> Requirement: In your copy, leave out the pictures and repeat the entries below exactly.

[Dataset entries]
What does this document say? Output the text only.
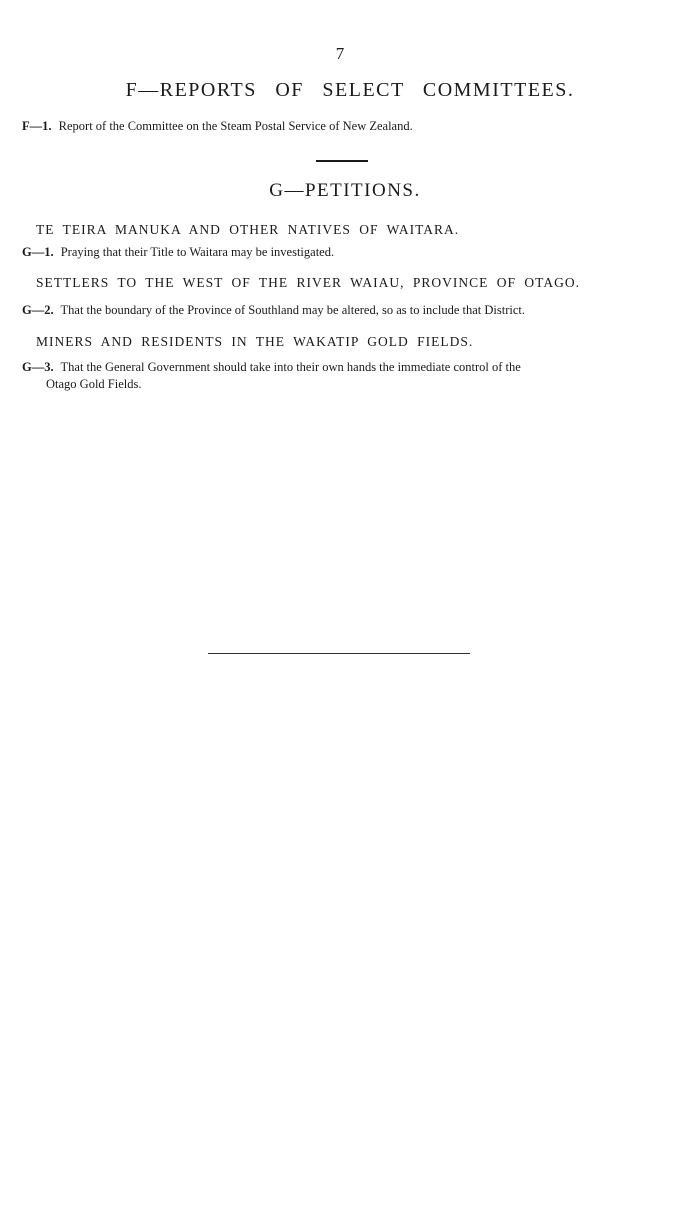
7
F—REPORTS OF SELECT COMMITTEES.
F—1. Report of the Committee on the Steam Postal Service of New Zealand.
G—PETITIONS.
TE TEIRA MANUKA AND OTHER NATIVES OF WAITARA.
G—1. Praying that their Title to Waitara may be investigated.
SETTLERS TO THE WEST OF THE RIVER WAIAU, PROVINCE OF OTAGO.
G—2. That the boundary of the Province of Southland may be altered, so as to include that District.
MINERS AND RESIDENTS IN THE WAKATIP GOLD FIELDS.
G—3. That the General Government should take into their own hands the immediate control of the
Otago Gold Fields.
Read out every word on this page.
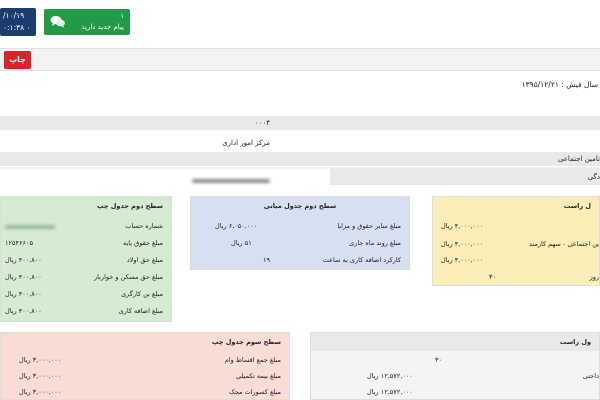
/۱۰/۱۹
۰:۱:۳۸ ۰
۱
پیام جدید دارید
چاپ
سال فیش : ۱۳۹۵/۱۲/۲۱
۰۰۰۴
مرکز امور اداری
تامین اجتماعی
دگی
سطح دوم جدول چپ
شماره حساب
مبلغ حقوق پایه
۱۲۵۴۶۶۰۵
مبلغ حق اولاد
۴۰۰,۸۰۰ ریال
مبلغ حق مسکن و خواربار
۴۰۰,۸۰۰ ریال
مبلغ بن کارگری
۴۰۰,۸۰۰ ریال
مبلغ اضافه کاری
۴۰۰,۸۰۰ ریال
سطح دوم جدول میانی
مبلغ سایر حقوق و مزایا
۶,۰۵۰,۰۰۰ ریال
مبلغ روند ماه جاری
۵۱ ریال
کارکرد اضافه کاری به ساعت
۱۹
ل راست
۴,۰۰۰,۰۰۰ ریال
ین اجتماعی - سهم کارمند
۴,۰۰۰,۰۰۰ ریال
۴,۰۰۰,۰۰۰ ریال
روز
۳۰
سطح سوم جدول چپ
مبلغ جمع اقساط وام
۳,۰۰۰,۰۰۰ ریال
مبلغ بیمه تکمیلی
۳,۰۰۰,۰۰۰ ریال
مبلغ کسورات محک
۳,۰۰۰,۰۰۰ ریال
ول راست
۳۰
داختی
۱۲,۵۷۲,۰۰۰ ریال
۱۲,۵۷۲,۰۰۰ ریال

> The answer:
What does this document say? Output the text only.
7
F—REPORTS OF SELECT COMMITTEES.
F—1. Report of the Committee on the Steam Postal Service of New Zealand.
G—PETITIONS.
TE TEIRA MANUKA AND OTHER NATIVES OF WAITARA.
G—1. Praying that their Title to Waitara may be investigated.
SETTLERS TO THE WEST OF THE RIVER WAIAU, PROVINCE OF OTAGO.
G—2. That the boundary of the Province of Southland may be altered, so as to include that District.
MINERS AND RESIDENTS IN THE WAKATIP GOLD FIELDS.
G—3. That the General Government should take into their own hands the immediate control of the
Otago Gold Fields.
Read out every word on this page.
/۱۰/۱۹
۰:۱:۳۸ ۰
۱
پیام جدید دارید
چاپ
سال فیش : ۱۳۹۵/۱۲/۲۱
۰۰۰۴
مرکز امور اداری
تامین اجتماعی
دگی
سطح دوم جدول چپ
شماره حساب
مبلغ حقوق پایه
۱۲۵۴۶۶۰۵
مبلغ حق اولاد
۴۰۰,۸۰۰ ریال
مبلغ حق مسکن و خواربار
۴۰۰,۸۰۰ ریال
مبلغ بن کارگری
۴۰۰,۸۰۰ ریال
مبلغ اضافه کاری
۴۰۰,۸۰۰ ریال
سطح دوم جدول میانی
مبلغ سایر حقوق و مزایا
۶,۰۵۰,۰۰۰ ریال
مبلغ روند ماه جاری
۵۱ ریال
کارکرد اضافه کاری به ساعت
۱۹
ل راست
۴,۰۰۰,۰۰۰ ریال
ین اجتماعی - سهم کارمند
۴,۰۰۰,۰۰۰ ریال
۴,۰۰۰,۰۰۰ ریال
روز
۳۰
سطح سوم جدول چپ
مبلغ جمع اقساط وام
۳,۰۰۰,۰۰۰ ریال
مبلغ بیمه تکمیلی
۳,۰۰۰,۰۰۰ ریال
مبلغ کسورات محک
۳,۰۰۰,۰۰۰ ریال
ول راست
۳۰
داختی
۱۲,۵۷۲,۰۰۰ ریال
۱۲,۵۷۲,۰۰۰ ریال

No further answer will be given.